_Text_
Item #5672 Familiar Illustrations of the Language of Mathematics, or, A new Picture-alphabet for well-behaved Undergraduates; wherein a Ray to illumine their Path is transmitted through Nine Plates of a Rare Medium by means of the Eccentrical Pencil of W.A.G. [bound with] Cambridge Customs and Costumes. John Lewis Roget.

Familiar Illustrations of the Language of Mathematics, or, A new Picture-alphabet for well-behaved Undergraduates; wherein a Ray to illumine their Path is transmitted through Nine Plates of a Rare Medium by means of the Eccentrical Pencil of W.A.G. [bound with] Cambridge Customs and Costumes...

1850. London: Ackermann, 1850-51.

2 vols, in one, title-page, 9 lithographed plates; title-page, 9 lithographed plates. Bound together in original green cloth, remnants of a paper label on backstrip. Binding repaired at hinges and top of backstrip, internally a very good copy.

_Recorded data_
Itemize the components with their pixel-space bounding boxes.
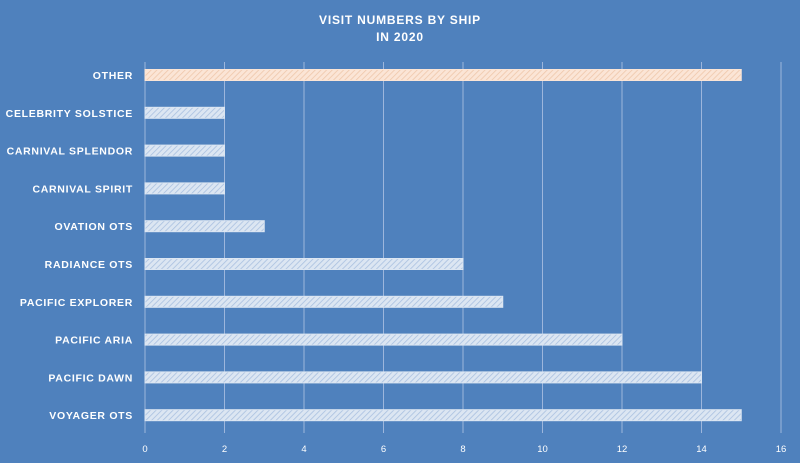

_Work instructions_
a. In the catalog entry, rewrite the passage starting at "Item #5672 Familiar" and ending at "London: Ackermann, 1850-51.", swapping "Undergraduates" for "Students".
b. Answer these about the catalog entry:
(i) In what city was the work published?
(ii) How many lithographed plates does each volume have?
(iii) What color is the original cloth binding?

_Answer list_
a.
Item #5672 Familiar Illustrations of the Language of Mathematics, or, A new Picture-alphabet for well-behaved Students; wherein a Ray to illumine their Path is transmitted through Nine Plates of a Rare Medium by means of the Eccentrical Pencil of W.A.G. [bound with] Cambridge Customs and Costumes. John Lewis Roget.

Familiar Illustrations of the Language of Mathematics, or, A new Picture-alphabet for well-behaved Students; wherein a Ray to illumine their Path is transmitted through Nine Plates of a Rare Medium by means of the Eccentrical Pencil of W.A.G. [bound with] Cambridge Customs and Costumes...

1850. London: Ackermann, 1850-51.

b.
(i) London
(ii) 9
(iii) Green